• **Task**: Note each line where "Akkacha" appears, and copy it.

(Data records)
----
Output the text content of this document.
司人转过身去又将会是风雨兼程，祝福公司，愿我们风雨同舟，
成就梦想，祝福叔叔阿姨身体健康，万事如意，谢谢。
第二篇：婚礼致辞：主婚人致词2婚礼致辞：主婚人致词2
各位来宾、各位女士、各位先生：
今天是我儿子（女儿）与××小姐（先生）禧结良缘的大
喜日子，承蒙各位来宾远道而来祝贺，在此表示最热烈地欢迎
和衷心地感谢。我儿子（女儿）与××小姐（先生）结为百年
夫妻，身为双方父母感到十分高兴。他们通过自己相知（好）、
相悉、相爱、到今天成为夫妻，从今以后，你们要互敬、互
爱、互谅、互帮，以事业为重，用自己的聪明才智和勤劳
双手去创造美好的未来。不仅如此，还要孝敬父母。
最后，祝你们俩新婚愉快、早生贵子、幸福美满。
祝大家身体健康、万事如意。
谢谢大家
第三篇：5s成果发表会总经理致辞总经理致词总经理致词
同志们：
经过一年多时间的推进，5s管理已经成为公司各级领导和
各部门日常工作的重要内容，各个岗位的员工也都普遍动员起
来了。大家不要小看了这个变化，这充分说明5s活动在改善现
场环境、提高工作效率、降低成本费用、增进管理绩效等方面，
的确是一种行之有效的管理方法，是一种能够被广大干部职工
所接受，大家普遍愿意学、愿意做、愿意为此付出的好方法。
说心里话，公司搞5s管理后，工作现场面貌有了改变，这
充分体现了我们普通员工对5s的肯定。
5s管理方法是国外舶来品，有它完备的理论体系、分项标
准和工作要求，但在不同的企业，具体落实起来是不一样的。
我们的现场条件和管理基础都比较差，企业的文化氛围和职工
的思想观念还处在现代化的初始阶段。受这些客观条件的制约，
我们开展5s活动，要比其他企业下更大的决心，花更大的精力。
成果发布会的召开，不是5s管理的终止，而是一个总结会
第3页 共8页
----
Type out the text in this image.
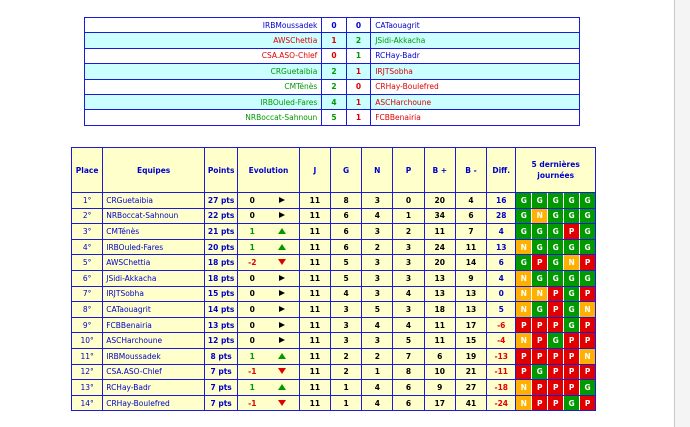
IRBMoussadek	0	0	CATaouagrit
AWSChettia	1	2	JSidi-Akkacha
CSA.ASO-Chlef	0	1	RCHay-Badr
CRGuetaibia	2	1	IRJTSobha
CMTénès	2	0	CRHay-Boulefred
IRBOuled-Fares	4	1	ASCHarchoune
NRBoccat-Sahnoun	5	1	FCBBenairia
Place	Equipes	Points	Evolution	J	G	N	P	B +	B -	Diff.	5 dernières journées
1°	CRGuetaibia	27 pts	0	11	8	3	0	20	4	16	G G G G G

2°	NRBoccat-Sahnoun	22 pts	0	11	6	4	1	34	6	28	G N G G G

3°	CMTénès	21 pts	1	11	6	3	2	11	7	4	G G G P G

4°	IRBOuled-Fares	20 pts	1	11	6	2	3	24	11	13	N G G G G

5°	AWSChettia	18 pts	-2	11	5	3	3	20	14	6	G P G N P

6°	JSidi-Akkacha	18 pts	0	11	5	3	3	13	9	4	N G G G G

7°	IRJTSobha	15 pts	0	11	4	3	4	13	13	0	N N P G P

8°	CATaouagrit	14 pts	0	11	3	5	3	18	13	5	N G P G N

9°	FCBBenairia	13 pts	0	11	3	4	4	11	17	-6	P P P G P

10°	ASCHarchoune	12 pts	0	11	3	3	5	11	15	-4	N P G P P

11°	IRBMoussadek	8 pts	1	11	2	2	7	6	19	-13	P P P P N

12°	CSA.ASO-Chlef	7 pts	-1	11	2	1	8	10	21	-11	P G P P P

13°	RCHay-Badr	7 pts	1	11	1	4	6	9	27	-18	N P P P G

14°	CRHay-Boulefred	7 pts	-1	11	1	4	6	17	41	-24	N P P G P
----
• **Task answer**:
AWSChettia	1	2	JSidi-Akkacha
6°	JSidi-Akkacha	18 pts	0	11	5	3	3	13	9	4	N G G G G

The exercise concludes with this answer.